* **EXERCISE**
Give every line again exactly as it appears, please, but not the pictures.

* **MATERIAL FOR THIS TASK**

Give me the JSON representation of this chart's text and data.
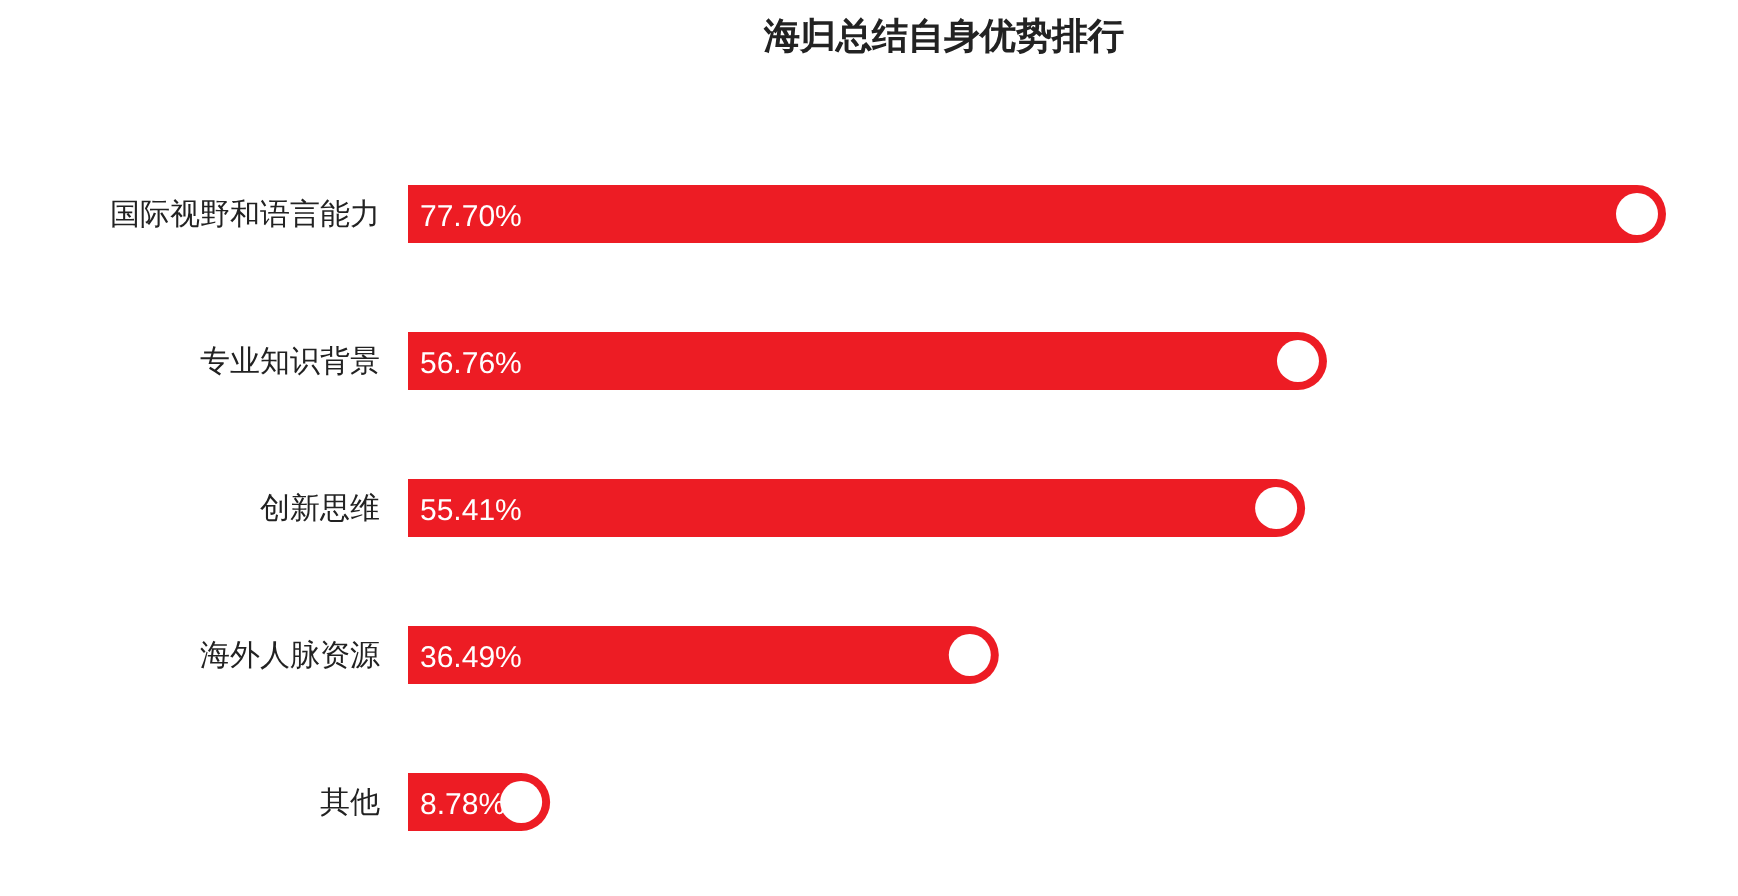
{
  "chart_data": {
    "type": "bar",
    "orientation": "horizontal",
    "title": "海归总结自身优势排行",
    "categories": [
      "国际视野和语言能力",
      "专业知识背景",
      "创新思维",
      "海外人脉资源",
      "其他"
    ],
    "values": [
      77.7,
      56.76,
      55.41,
      36.49,
      8.78
    ],
    "value_labels": [
      "77.70%",
      "56.76%",
      "55.41%",
      "36.49%",
      "8.78%"
    ],
    "color": "#ed1c24"
  }
}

* **THE OUTPUT**
Give me the JSON representation of this chart's text and data.
{
  "chart_data": {
    "type": "bar",
    "orientation": "horizontal",
    "title": "海归总结自身优势排行",
    "categories": [
      "国际视野和语言能力",
      "专业知识背景",
      "创新思维",
      "海外人脉资源",
      "其他"
    ],
    "values": [
      77.7,
      56.76,
      55.41,
      36.49,
      8.78
    ],
    "value_labels": [
      "77.70%",
      "56.76%",
      "55.41%",
      "36.49%",
      "8.78%"
    ],
    "color": "#ed1c24"
  }
}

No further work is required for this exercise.